Passage provided:
This week, payments fintech Stripe made the biggest acquisition in its history, paying $1.1B for Bridge, which creates software that allows companies to move, issue, store, and accept stablecoins. Given the size of the acquisition, it’s clear that Stripe is making a big bet on the future of stablecoins. Stablecoins have already emerged as one of blockchain’s “killer apps,” collectively accounting for $172B in aggregate market cap, with the largest stablecoin, Tether (USDT), being the third largest digital asset in the entire industry. But what does the success of stablecoins say about the digital asset industry and blockchain technology more broadly? By looking at their benefits and drawbacks, their success might reveal some important aspects of the industry.
Decentralization Has Mattered Little
For all the lip service the industry pays to the concept to “decentralization,” it seems to be the first attribute of blockchain technology that goes out the window when other motives are at play. Fair enough. Decentralization is the hardest metric to quantify and often difficult to assess from the outside. Rest assured though that just because something is on a blockchain does not mean it is decentralized.

Listed records:
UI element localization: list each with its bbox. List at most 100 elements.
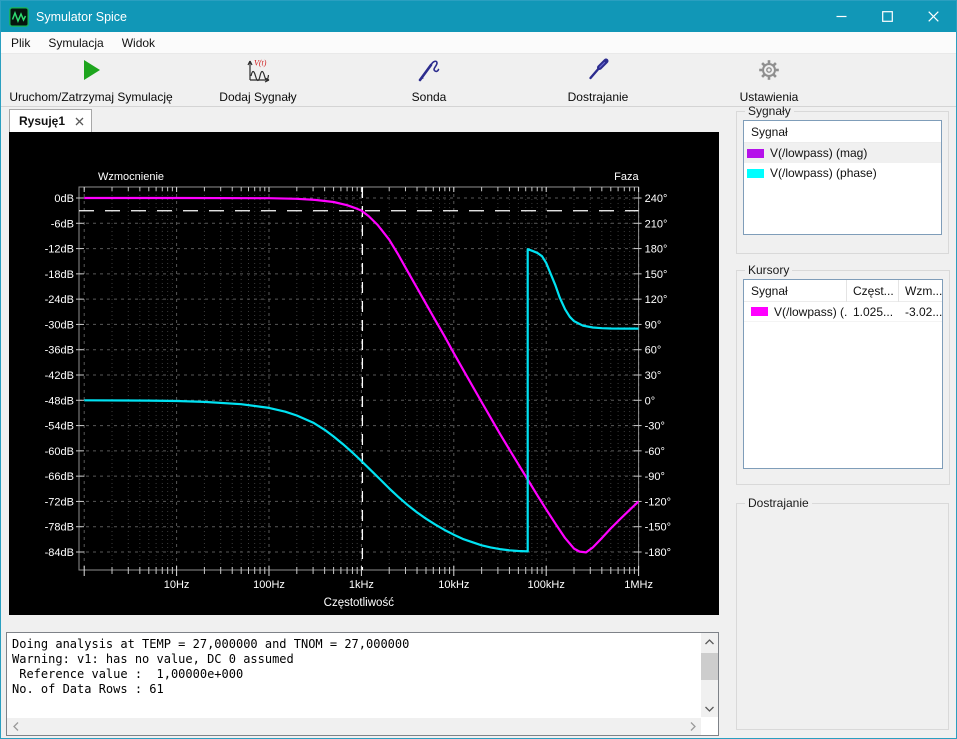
svg-text:-150°: -150° <box>645 522 671 534</box>
cursors-table-header: Sygnał Częst... Wzm... <box>744 280 942 302</box>
signals-groupbox: Sygnały Sygnał V(/lowpass) (mag) V(/lowp… <box>736 104 949 254</box>
signal-row-phase[interactable]: V(/lowpass) (phase) <box>744 163 941 183</box>
settings-gear-icon <box>757 56 781 84</box>
svg-text:-60dB: -60dB <box>45 446 74 458</box>
svg-text:-42dB: -42dB <box>45 370 74 382</box>
signals-group-label: Sygnały <box>745 104 794 118</box>
column-header-signal[interactable]: Sygnał <box>744 280 847 302</box>
scrollbar-thumb[interactable] <box>701 653 718 680</box>
tab-rysuje1[interactable]: Rysuję1 <box>9 109 92 132</box>
tab-close-icon[interactable] <box>75 117 84 126</box>
cursor-row[interactable]: V(/lowpass) (... 1.025... -3.02... <box>744 302 942 322</box>
signals-list[interactable]: Sygnał V(/lowpass) (mag) V(/lowpass) (ph… <box>743 120 942 235</box>
close-button[interactable] <box>910 1 956 32</box>
app-window: Symulator Spice Plik Symulacja Widok Uru… <box>0 0 957 739</box>
svg-text:-54dB: -54dB <box>45 421 74 433</box>
svg-text:-12dB: -12dB <box>45 244 74 256</box>
svg-text:100kHz: 100kHz <box>528 579 565 591</box>
cursor-gain: -3.02... <box>899 305 942 319</box>
svg-text:60°: 60° <box>645 345 662 357</box>
scroll-up-button[interactable] <box>701 633 718 650</box>
svg-text:-78dB: -78dB <box>45 522 74 534</box>
cursor-frequency: 1.025... <box>847 305 899 319</box>
svg-text:Częstotliwość: Częstotliwość <box>324 597 395 609</box>
scroll-right-button[interactable] <box>684 718 701 735</box>
tuning-group-label: Dostrajanie <box>745 496 812 510</box>
menu-plik[interactable]: Plik <box>2 32 39 54</box>
svg-text:100Hz: 100Hz <box>253 579 285 591</box>
cursors-groupbox: Kursory Sygnał Częst... Wzm... V(/lowpas… <box>736 263 950 485</box>
settings-button[interactable]: Ustawienia <box>699 56 839 104</box>
svg-text:210°: 210° <box>645 218 668 230</box>
signal-row-mag[interactable]: V(/lowpass) (mag) <box>744 143 941 163</box>
cursors-table[interactable]: Sygnał Częst... Wzm... V(/lowpass) (... … <box>743 279 943 469</box>
svg-text:-84dB: -84dB <box>45 547 74 559</box>
minimize-button[interactable] <box>818 1 864 32</box>
add-signals-button[interactable]: V(t) Dodaj Sygnały <box>180 56 336 104</box>
bode-plot: 0dB -6dB -12dB -18dB -24dB -30dB -36dB -42dB -48… <box>9 132 719 615</box>
svg-text:-60°: -60° <box>645 446 665 458</box>
svg-text:180°: 180° <box>645 244 668 256</box>
svg-text:Faza: Faza <box>614 171 639 183</box>
log-horizontal-scrollbar[interactable] <box>7 718 701 735</box>
tuning-icon <box>585 56 611 84</box>
svg-text:1kHz: 1kHz <box>349 579 374 591</box>
svg-text:10Hz: 10Hz <box>164 579 190 591</box>
phase-color-swatch <box>747 169 764 178</box>
cursor-color-swatch <box>751 307 768 316</box>
svg-text:-6dB: -6dB <box>51 218 74 230</box>
menu-widok[interactable]: Widok <box>113 32 164 54</box>
svg-text:0dB: 0dB <box>54 193 74 205</box>
svg-text:V(t): V(t) <box>254 58 267 67</box>
run-stop-simulation-button[interactable]: Uruchom/Zatrzymaj Symulację <box>1 56 181 104</box>
svg-text:-18dB: -18dB <box>45 269 74 281</box>
tab-bar: Rysuję1 <box>9 109 92 132</box>
probe-icon <box>416 56 442 84</box>
maximize-button[interactable] <box>864 1 910 32</box>
svg-text:-30°: -30° <box>645 421 665 433</box>
svg-text:-48dB: -48dB <box>45 395 74 407</box>
run-stop-simulation-icon <box>79 56 103 84</box>
maximize-icon <box>882 11 893 22</box>
svg-text:30°: 30° <box>645 370 662 382</box>
probe-button[interactable]: Sonda <box>359 56 499 104</box>
scroll-down-button[interactable] <box>701 700 718 717</box>
svg-text:10kHz: 10kHz <box>438 579 469 591</box>
signals-list-header[interactable]: Sygnał <box>744 121 941 143</box>
menu-bar: Plik Symulacja Widok <box>1 32 956 54</box>
cursors-group-label: Kursory <box>745 263 792 277</box>
app-logo-icon <box>9 7 29 27</box>
svg-text:90°: 90° <box>645 319 662 331</box>
column-header-frequency[interactable]: Częst... <box>847 280 899 302</box>
window-title: Symulator Spice <box>36 10 127 24</box>
svg-text:-90°: -90° <box>645 471 665 483</box>
minimize-icon <box>836 11 847 22</box>
menu-symulacja[interactable]: Symulacja <box>39 32 112 54</box>
svg-text:120°: 120° <box>645 294 668 306</box>
scroll-left-button[interactable] <box>7 718 24 735</box>
log-vertical-scrollbar[interactable] <box>701 633 718 717</box>
svg-text:-36dB: -36dB <box>45 345 74 357</box>
signal-label: V(/lowpass) (mag) <box>770 146 867 160</box>
tab-label: Rysuję1 <box>19 114 65 128</box>
svg-text:1MHz: 1MHz <box>624 579 653 591</box>
svg-text:Wzmocnienie: Wzmocnienie <box>98 171 164 183</box>
tuning-groupbox: Dostrajanie <box>736 496 949 730</box>
svg-text:150°: 150° <box>645 269 668 281</box>
title-bar: Symulator Spice <box>1 1 956 32</box>
close-icon <box>928 11 939 22</box>
svg-text:-180°: -180° <box>645 547 671 559</box>
toolbar: Uruchom/Zatrzymaj Symulację V(t) Dodaj S… <box>1 54 956 107</box>
log-text: Doing analysis at TEMP = 27,000000 and T… <box>12 637 698 717</box>
bode-plot-svg[interactable]: 0dB -6dB -12dB -18dB -24dB -30dB -36dB -42dB -48… <box>9 132 719 615</box>
add-signals-icon: V(t) <box>243 56 273 84</box>
svg-text:-24dB: -24dB <box>45 294 74 306</box>
column-header-gain[interactable]: Wzm... <box>899 284 942 298</box>
tuning-button[interactable]: Dostrajanie <box>528 56 668 104</box>
svg-text:-66dB: -66dB <box>45 471 74 483</box>
plot-page: Rysuję1 0dB -6dB -12dB -18dB -24dB -30dB -36dB… <box>1 107 731 738</box>
svg-text:240°: 240° <box>645 193 668 205</box>
log-console[interactable]: Doing analysis at TEMP = 27,000000 and T… <box>6 632 719 736</box>
svg-text:-30dB: -30dB <box>45 319 74 331</box>
magnitude-color-swatch <box>747 149 764 158</box>
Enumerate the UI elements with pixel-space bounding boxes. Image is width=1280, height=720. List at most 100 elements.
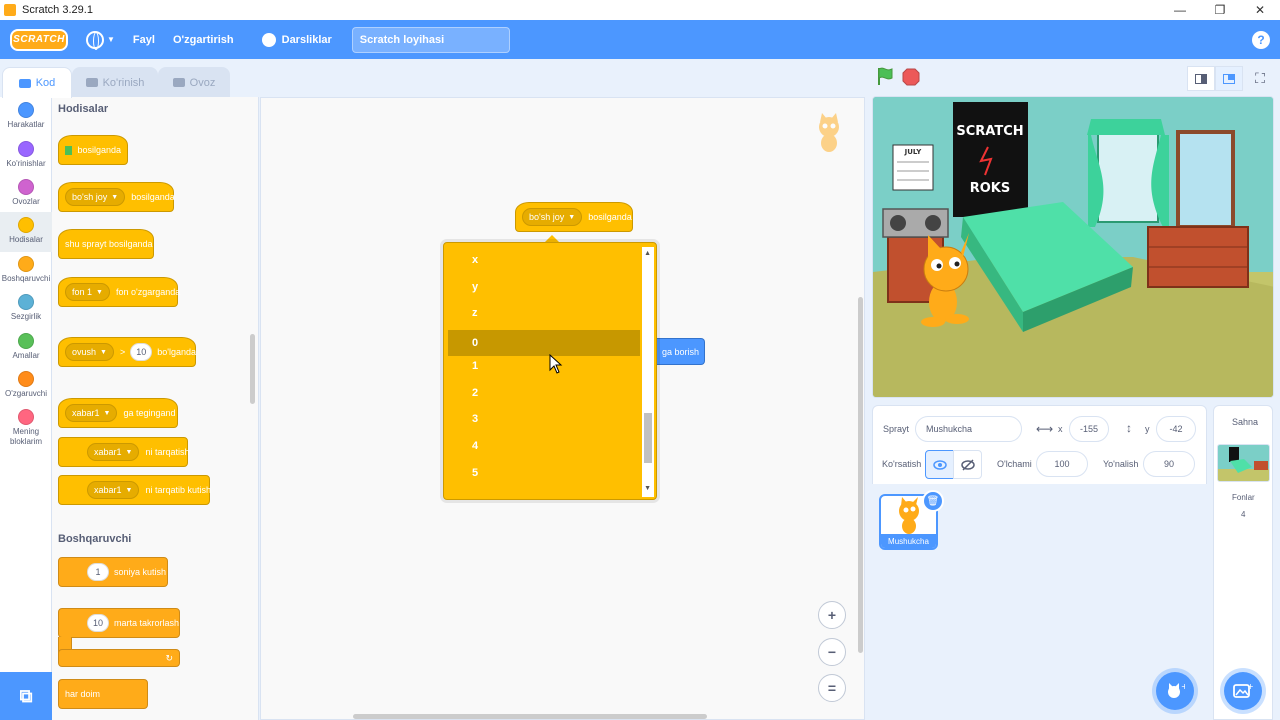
repeat-input[interactable]: 10 <box>87 614 109 632</box>
workspace-horizontal-scrollbar[interactable] <box>353 714 707 719</box>
when-loudness-block[interactable]: ovush ▼ > 10 bo'lganda <box>58 337 196 367</box>
sprite-name-input[interactable]: Mushukcha <box>915 416 1022 442</box>
small-stage-button[interactable] <box>1187 66 1215 91</box>
choose-backdrop-button[interactable]: + <box>1224 672 1262 710</box>
broadcast-block[interactable]: xabar1 ▼ ni tarqatish <box>58 437 190 467</box>
tab-costumes-label: Ko'rinish <box>102 76 145 89</box>
green-flag-button[interactable] <box>876 66 894 86</box>
minimize-button[interactable]: — <box>1160 0 1200 20</box>
hide-sprite-button[interactable] <box>953 450 982 479</box>
loudness-dropdown[interactable]: ovush ▼ <box>65 343 114 361</box>
message-dropdown[interactable]: xabar1 ▼ <box>87 481 140 499</box>
caret-down-icon: ▼ <box>125 448 133 456</box>
dropdown-option[interactable]: 3 <box>448 406 640 432</box>
section-title-control: Boshqaruvchi <box>58 533 132 545</box>
scroll-down-arrow-icon[interactable]: ▼ <box>644 485 651 492</box>
when-key-pressed-block[interactable]: bo'sh joy ▼ bosilganda <box>58 182 175 212</box>
project-title-input[interactable]: Scratch loyihasi <box>351 26 510 53</box>
svg-text:+: + <box>1181 682 1185 691</box>
sprite-name-label: Sprayt <box>883 424 910 434</box>
dropdown-option[interactable]: 2 <box>448 380 640 406</box>
tab-costumes[interactable]: Ko'rinish <box>72 67 158 97</box>
language-menu[interactable]: ▼ <box>86 30 115 50</box>
zoom-in-button[interactable]: + <box>818 601 846 629</box>
workspace-key-pressed-block[interactable]: bo'sh joy ▼ bosilganda <box>515 202 633 232</box>
tab-sounds[interactable]: Ovoz <box>158 67 230 97</box>
tutorials-menu[interactable]: Darsliklar <box>261 32 332 47</box>
choose-sprite-button[interactable]: + <box>1156 672 1194 710</box>
when-flag-clicked-block[interactable]: bosilganda <box>58 135 128 165</box>
normal-stage-icon <box>1223 73 1235 84</box>
category-events[interactable]: Hodisalar <box>0 212 52 252</box>
loop-arrow-icon: ↻ <box>165 652 173 663</box>
zoom-out-icon: − <box>827 644 837 660</box>
close-button[interactable]: ✕ <box>1240 0 1280 20</box>
wait-block[interactable]: 1 soniya kutish <box>58 557 168 587</box>
workspace-goto-block[interactable]: ga borish <box>657 338 705 365</box>
loudness-input[interactable]: 10 <box>130 343 153 361</box>
category-my-blocks[interactable]: Mening bloklarim <box>0 409 52 447</box>
edit-menu[interactable]: O'zgartirish <box>173 34 234 46</box>
zoom-out-button[interactable]: − <box>818 638 846 666</box>
delete-sprite-button[interactable]: 🗑 <box>922 490 944 512</box>
dropdown-option[interactable]: 5 <box>448 460 640 486</box>
block-text: soniya kutish <box>114 567 167 577</box>
when-i-receive-block[interactable]: xabar1 ▼ ga tegingand <box>58 398 178 428</box>
backdrop-dropdown[interactable]: fon 1 ▼ <box>65 283 110 301</box>
when-backdrop-switches-block[interactable]: fon 1 ▼ fon o'zgarganda <box>58 277 180 307</box>
normal-stage-button[interactable] <box>1215 66 1243 91</box>
caret-down-icon: ▼ <box>96 288 103 296</box>
category-motion[interactable]: Harakatlar <box>0 102 52 129</box>
maximize-button[interactable]: ❐ <box>1200 0 1240 20</box>
wait-input[interactable]: 1 <box>87 563 109 581</box>
dropdown-option[interactable]: 4 <box>448 433 640 459</box>
file-menu[interactable]: Fayl <box>133 34 155 46</box>
category-looks[interactable]: Ko'rinishlar <box>0 141 52 168</box>
window-title: Scratch 3.29.1 <box>22 4 93 16</box>
dropdown-option[interactable]: x <box>448 247 640 273</box>
scroll-up-arrow-icon[interactable]: ▲ <box>644 250 651 257</box>
message-dropdown[interactable]: xabar1 ▼ <box>87 443 140 461</box>
workspace-vertical-scrollbar[interactable] <box>858 297 863 653</box>
dropdown-option[interactable]: z <box>448 300 640 326</box>
show-label: Ko'rsatish <box>882 459 922 469</box>
y-input[interactable]: -42 <box>1156 416 1196 442</box>
dropdown-option[interactable]: y <box>448 274 640 300</box>
category-operators[interactable]: Amallar <box>0 333 52 360</box>
category-control[interactable]: Boshqaruvchi <box>0 256 52 283</box>
help-icon[interactable]: ? <box>1252 30 1270 49</box>
broadcast-and-wait-block[interactable]: xabar1 ▼ ni tarqatib kutish <box>58 475 211 505</box>
x-input[interactable]: -155 <box>1069 416 1109 442</box>
category-label: Boshqaruvchi <box>1 274 51 283</box>
stage-canvas[interactable]: SCRATCH ROKS JULY <box>872 96 1274 398</box>
show-sprite-button[interactable] <box>925 450 954 479</box>
dropdown-scroll-thumb[interactable] <box>644 413 652 463</box>
tab-code[interactable]: Kod <box>2 67 72 98</box>
key-dropdown[interactable]: bo'sh joy ▼ <box>65 188 126 206</box>
forever-block[interactable]: har doim <box>58 679 148 709</box>
add-extension-button[interactable]: ⧉ <box>0 672 52 720</box>
sprite-cat-icon <box>819 113 839 152</box>
tab-sounds-label: Ovoz <box>189 76 216 89</box>
fullscreen-button[interactable]: ⛶ <box>1246 66 1274 91</box>
category-variables[interactable]: O'zgaruvchi <box>0 371 52 398</box>
category-sound[interactable]: Ovozlar <box>0 179 52 206</box>
category-label: Harakatlar <box>7 120 45 129</box>
workspace-key-dropdown[interactable]: bo'sh joy ▼ <box>522 208 583 226</box>
scratch-logo[interactable]: SCRATCH <box>10 28 68 51</box>
direction-input[interactable]: 90 <box>1143 451 1195 477</box>
palette-scrollbar[interactable] <box>250 334 255 404</box>
block-text: ni tarqatish <box>145 447 190 457</box>
when-sprite-clicked-block[interactable]: shu sprayt bosilganda <box>58 229 154 259</box>
cat-add-icon: + <box>1168 682 1185 698</box>
stop-button[interactable] <box>902 68 920 86</box>
zoom-reset-button[interactable]: = <box>818 674 846 702</box>
dropdown-option[interactable]: 1 <box>448 353 640 379</box>
workspace-hat-block[interactable]: bo'sh joy ▼ bosilganda <box>515 202 633 232</box>
stage-thumbnail[interactable] <box>1217 444 1270 482</box>
backdrops-label: Fonlar <box>1232 493 1255 502</box>
category-sensing[interactable]: Sezgirlik <box>0 294 52 321</box>
size-input[interactable]: 100 <box>1036 451 1088 477</box>
message-dropdown[interactable]: xabar1 ▼ <box>65 404 118 422</box>
repeat-block[interactable]: 10 marta takrorlash <box>58 608 180 638</box>
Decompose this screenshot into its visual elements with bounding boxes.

Given task A: The passage about Stripe's acquisition of Bridge describes Bridge's software as letting companies do several things with stablecoins. List each of those actions.
Given task B: Please reproduce, word for word, the part of the records that opens with the line containing "svg-text:-150°: -150° <box>645" and closes with the line containing "scrollbar-thumb[interactable] <box>701 653", including both of those lines.

Written response A: move, issue, store, accept

Written response B:
svg-text:-150°: -150° <box>645 522 671 534</box>
cursors-table-header: Sygnał Częst... Wzm... <box>744 280 942 302</box>
signals-groupbox: Sygnały Sygnał V(/lowpass) (mag) V(/lowp… <box>736 104 949 254</box>
signal-row-phase[interactable]: V(/lowpass) (phase) <box>744 163 941 183</box>
settings-gear-icon <box>757 56 781 84</box>
svg-text:-60dB: -60dB <box>45 446 74 458</box>
svg-text:-42dB: -42dB <box>45 370 74 382</box>
signals-group-label: Sygnały <box>745 104 794 118</box>
column-header-signal[interactable]: Sygnał <box>744 280 847 302</box>
scrollbar-thumb[interactable] <box>701 653 718 680</box>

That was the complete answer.